:: Instructions for the task ::
Spot each line in the records below where the word "What" occurs, then copy it.

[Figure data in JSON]

(begin)

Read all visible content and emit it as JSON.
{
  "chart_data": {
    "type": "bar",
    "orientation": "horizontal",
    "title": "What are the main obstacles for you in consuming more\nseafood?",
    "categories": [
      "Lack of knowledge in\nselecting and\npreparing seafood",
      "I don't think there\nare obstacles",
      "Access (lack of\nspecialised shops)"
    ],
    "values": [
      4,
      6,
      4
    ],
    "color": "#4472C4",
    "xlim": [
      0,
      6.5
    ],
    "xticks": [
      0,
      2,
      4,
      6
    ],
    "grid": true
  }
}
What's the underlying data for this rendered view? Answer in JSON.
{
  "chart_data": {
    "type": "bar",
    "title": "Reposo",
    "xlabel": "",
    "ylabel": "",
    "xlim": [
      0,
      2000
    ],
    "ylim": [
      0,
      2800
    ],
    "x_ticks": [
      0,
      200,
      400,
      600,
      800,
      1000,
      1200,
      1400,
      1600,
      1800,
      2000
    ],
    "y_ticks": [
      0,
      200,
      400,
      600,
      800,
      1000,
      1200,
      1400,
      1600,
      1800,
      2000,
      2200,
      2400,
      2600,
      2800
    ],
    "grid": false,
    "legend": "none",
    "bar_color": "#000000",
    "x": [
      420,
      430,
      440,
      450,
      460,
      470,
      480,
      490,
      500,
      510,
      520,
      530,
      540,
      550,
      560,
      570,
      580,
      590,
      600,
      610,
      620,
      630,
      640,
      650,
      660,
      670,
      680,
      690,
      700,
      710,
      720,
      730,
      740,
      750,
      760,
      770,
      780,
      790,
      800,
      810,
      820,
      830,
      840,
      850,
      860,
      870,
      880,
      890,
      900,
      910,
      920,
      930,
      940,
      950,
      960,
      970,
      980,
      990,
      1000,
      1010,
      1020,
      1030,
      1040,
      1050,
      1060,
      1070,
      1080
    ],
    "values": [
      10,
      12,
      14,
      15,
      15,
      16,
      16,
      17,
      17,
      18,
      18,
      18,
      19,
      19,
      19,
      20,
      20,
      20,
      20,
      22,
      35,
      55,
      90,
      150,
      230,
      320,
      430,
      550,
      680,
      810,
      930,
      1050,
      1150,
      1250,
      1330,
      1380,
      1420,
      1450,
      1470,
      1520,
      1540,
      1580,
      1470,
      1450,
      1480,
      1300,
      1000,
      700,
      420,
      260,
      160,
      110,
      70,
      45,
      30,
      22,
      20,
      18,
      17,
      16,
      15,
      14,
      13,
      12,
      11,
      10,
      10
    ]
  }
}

(end)

:: Output for this task ::
    "title": "What are the main obstacles for you in consuming more\nseafood?",
What's the underlying data for this rendered view? Answer in JSON.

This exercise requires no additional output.